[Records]

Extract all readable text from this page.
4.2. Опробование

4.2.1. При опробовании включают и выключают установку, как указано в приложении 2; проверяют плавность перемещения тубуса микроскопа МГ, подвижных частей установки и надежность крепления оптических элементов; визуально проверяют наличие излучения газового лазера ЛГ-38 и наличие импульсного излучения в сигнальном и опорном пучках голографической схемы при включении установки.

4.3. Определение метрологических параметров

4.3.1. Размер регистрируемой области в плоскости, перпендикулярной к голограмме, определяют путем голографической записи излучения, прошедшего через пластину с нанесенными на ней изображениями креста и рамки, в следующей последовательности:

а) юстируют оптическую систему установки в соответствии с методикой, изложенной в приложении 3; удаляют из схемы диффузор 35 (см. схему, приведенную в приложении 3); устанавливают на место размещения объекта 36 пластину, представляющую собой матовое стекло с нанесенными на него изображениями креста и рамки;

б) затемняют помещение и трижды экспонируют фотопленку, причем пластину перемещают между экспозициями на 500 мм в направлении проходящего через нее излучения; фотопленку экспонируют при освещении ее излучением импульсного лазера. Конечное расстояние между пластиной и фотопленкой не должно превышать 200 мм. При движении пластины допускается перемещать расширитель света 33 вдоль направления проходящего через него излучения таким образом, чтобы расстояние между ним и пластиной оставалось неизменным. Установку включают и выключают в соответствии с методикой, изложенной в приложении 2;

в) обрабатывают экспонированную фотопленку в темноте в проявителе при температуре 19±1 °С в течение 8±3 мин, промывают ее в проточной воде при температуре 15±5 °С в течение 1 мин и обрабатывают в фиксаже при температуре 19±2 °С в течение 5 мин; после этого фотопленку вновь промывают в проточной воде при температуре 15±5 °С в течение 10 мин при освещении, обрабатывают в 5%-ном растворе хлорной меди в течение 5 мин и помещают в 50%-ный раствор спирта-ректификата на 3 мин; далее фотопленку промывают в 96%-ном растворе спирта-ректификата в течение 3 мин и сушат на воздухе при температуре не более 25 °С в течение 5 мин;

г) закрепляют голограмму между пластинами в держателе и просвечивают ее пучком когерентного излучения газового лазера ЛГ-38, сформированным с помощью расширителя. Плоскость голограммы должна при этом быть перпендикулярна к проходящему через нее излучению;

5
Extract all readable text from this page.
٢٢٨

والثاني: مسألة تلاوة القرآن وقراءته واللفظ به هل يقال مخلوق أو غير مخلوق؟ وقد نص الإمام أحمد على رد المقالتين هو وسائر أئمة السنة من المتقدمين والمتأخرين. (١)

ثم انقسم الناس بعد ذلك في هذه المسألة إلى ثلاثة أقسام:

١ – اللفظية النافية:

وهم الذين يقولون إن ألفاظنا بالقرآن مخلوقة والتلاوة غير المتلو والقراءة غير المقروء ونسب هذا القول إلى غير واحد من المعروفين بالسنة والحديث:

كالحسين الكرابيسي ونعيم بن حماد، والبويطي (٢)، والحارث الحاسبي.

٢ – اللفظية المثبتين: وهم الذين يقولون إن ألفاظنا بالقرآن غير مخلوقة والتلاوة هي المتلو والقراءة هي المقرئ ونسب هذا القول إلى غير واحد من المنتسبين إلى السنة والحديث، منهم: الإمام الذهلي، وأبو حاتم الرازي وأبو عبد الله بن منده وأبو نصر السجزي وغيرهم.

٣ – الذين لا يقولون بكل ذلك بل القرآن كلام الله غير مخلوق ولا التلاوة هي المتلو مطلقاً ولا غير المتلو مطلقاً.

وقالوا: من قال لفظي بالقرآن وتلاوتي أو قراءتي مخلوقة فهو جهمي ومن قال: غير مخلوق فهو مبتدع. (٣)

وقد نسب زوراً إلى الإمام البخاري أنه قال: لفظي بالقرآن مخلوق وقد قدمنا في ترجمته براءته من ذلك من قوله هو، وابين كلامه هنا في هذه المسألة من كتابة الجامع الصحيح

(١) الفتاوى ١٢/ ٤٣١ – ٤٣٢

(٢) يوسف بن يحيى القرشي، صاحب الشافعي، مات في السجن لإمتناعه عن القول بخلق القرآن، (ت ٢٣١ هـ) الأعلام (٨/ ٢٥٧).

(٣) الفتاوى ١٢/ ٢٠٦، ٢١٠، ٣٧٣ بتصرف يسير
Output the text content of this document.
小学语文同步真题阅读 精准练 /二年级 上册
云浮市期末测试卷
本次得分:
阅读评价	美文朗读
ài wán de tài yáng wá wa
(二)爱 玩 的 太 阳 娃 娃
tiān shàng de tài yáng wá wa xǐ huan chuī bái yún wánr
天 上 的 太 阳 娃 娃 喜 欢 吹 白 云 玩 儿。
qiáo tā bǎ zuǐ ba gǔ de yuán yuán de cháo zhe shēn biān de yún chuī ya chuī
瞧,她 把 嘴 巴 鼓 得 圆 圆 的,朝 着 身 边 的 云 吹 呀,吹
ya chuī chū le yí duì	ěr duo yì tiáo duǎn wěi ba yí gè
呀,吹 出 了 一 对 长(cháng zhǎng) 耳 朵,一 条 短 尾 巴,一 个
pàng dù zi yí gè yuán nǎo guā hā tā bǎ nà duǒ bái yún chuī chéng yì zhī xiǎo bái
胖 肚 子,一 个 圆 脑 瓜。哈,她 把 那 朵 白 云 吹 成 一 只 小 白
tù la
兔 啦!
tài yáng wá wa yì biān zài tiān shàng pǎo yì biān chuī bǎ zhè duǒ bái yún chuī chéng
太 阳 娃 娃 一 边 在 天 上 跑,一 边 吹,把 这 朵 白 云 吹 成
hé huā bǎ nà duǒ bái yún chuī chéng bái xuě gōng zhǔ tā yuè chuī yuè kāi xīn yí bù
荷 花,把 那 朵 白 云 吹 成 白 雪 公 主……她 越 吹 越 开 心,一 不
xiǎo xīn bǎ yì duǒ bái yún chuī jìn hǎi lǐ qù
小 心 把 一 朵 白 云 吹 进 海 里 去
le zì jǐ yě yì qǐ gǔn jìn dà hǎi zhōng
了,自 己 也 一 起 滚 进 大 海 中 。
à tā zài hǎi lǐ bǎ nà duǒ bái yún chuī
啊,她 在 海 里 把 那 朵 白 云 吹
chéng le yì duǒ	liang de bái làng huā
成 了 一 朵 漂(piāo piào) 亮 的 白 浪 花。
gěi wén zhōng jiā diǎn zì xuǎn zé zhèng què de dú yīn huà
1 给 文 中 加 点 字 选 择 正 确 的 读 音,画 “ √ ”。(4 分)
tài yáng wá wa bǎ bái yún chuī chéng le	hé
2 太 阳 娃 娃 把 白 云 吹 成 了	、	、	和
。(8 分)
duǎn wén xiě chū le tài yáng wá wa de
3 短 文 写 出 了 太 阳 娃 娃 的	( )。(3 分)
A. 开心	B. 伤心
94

● **Written instruction**
List every line in the records above that contains the word "shàng".

● **Task answer**
tiān shàng de tài yáng wá wa xǐ huan chuī bái yún wánr
tài yáng wá wa yì biān zài tiān shàng pǎo yì biān chuī bǎ zhè duǒ bái yún chuī chéng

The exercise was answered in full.